◆ WHAT IS EXPECTED:
Select the lines of the records containing the word "kuin" and list them.

◆ DATA SHOWN:
☆ ☆ ☆ ☆

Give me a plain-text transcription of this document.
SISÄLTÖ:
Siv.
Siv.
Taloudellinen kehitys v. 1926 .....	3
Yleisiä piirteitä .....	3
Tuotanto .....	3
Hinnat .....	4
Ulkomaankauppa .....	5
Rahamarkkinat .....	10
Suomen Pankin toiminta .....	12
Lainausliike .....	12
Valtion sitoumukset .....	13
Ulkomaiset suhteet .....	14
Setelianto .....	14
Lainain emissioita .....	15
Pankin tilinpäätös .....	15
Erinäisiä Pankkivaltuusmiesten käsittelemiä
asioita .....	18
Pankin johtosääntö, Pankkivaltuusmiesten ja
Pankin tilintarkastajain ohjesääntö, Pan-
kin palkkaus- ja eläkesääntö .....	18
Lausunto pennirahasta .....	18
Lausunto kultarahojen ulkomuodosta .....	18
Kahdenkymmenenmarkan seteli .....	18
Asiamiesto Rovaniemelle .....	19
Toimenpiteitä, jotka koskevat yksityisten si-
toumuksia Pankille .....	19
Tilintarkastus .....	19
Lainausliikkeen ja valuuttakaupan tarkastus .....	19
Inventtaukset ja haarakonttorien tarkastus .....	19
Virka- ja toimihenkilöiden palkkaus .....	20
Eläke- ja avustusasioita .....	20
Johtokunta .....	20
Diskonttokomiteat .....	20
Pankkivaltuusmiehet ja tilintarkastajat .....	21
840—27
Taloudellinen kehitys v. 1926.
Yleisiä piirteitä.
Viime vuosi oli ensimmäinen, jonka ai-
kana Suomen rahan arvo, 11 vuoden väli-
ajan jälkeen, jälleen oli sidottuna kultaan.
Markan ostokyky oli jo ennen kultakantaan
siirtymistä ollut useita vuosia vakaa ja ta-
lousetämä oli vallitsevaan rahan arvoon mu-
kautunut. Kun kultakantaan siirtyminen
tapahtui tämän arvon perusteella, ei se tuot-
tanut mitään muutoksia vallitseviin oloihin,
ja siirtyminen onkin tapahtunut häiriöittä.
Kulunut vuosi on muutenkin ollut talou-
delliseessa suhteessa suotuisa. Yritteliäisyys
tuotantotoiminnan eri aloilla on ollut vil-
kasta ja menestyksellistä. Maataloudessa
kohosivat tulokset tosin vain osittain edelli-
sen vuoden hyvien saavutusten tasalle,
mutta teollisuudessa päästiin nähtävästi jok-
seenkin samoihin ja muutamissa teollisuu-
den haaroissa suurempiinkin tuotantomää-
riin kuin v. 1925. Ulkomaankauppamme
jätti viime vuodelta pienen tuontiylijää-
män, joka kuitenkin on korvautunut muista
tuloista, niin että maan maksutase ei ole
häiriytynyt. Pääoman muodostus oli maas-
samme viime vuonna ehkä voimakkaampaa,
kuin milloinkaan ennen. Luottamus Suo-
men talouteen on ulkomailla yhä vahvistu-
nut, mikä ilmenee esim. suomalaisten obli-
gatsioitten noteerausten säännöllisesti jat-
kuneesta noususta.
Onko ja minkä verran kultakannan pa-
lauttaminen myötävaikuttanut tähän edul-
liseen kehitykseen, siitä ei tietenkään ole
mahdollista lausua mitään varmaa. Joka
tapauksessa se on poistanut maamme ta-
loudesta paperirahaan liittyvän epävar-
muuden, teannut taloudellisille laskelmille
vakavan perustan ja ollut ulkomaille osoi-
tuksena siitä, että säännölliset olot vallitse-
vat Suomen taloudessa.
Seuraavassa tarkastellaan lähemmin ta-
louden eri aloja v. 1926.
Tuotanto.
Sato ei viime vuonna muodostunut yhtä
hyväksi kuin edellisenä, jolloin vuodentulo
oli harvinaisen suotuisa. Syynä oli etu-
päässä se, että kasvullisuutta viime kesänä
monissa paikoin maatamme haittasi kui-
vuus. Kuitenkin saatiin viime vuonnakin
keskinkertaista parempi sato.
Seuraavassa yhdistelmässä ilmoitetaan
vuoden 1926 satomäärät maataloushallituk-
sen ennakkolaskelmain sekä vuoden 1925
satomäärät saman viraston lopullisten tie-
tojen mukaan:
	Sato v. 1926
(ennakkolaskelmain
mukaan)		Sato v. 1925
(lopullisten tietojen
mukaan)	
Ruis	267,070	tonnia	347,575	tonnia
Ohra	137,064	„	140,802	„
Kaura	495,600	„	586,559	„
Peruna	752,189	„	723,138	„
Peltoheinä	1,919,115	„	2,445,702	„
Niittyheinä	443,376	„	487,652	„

☆ ☆ ☆ ☆

◆ OUTPUT OF THE TASK:
riin kuin v. 1925. Ulkomaankauppamme
kuin milloinkaan ennen. Luottamus Suo-
hyväksi kuin edellisenä, jolloin vuodentulo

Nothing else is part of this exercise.